■ Description of the task: Below are the records; pull every line that includes "skulle".

Excerpted records below:

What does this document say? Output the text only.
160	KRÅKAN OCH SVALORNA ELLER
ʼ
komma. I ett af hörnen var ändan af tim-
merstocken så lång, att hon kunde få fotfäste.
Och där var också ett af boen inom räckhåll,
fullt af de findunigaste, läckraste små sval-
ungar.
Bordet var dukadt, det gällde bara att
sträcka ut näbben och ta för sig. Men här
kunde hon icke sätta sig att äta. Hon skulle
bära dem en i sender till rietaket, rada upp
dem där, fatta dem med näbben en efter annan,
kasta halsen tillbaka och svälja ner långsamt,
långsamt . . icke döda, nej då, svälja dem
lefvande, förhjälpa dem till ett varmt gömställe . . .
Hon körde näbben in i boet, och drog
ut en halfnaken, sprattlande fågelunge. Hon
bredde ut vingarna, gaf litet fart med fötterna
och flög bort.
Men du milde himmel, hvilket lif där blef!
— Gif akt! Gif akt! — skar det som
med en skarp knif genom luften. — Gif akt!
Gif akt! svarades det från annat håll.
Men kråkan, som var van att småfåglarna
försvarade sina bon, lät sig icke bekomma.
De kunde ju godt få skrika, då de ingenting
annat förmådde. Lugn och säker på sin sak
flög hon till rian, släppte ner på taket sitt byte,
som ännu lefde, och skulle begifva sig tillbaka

End of Excerpted records.

■ Exercise response:
kunde hon icke sätta sig att äta. Hon skulle
som ännu lefde, och skulle begifva sig tillbaka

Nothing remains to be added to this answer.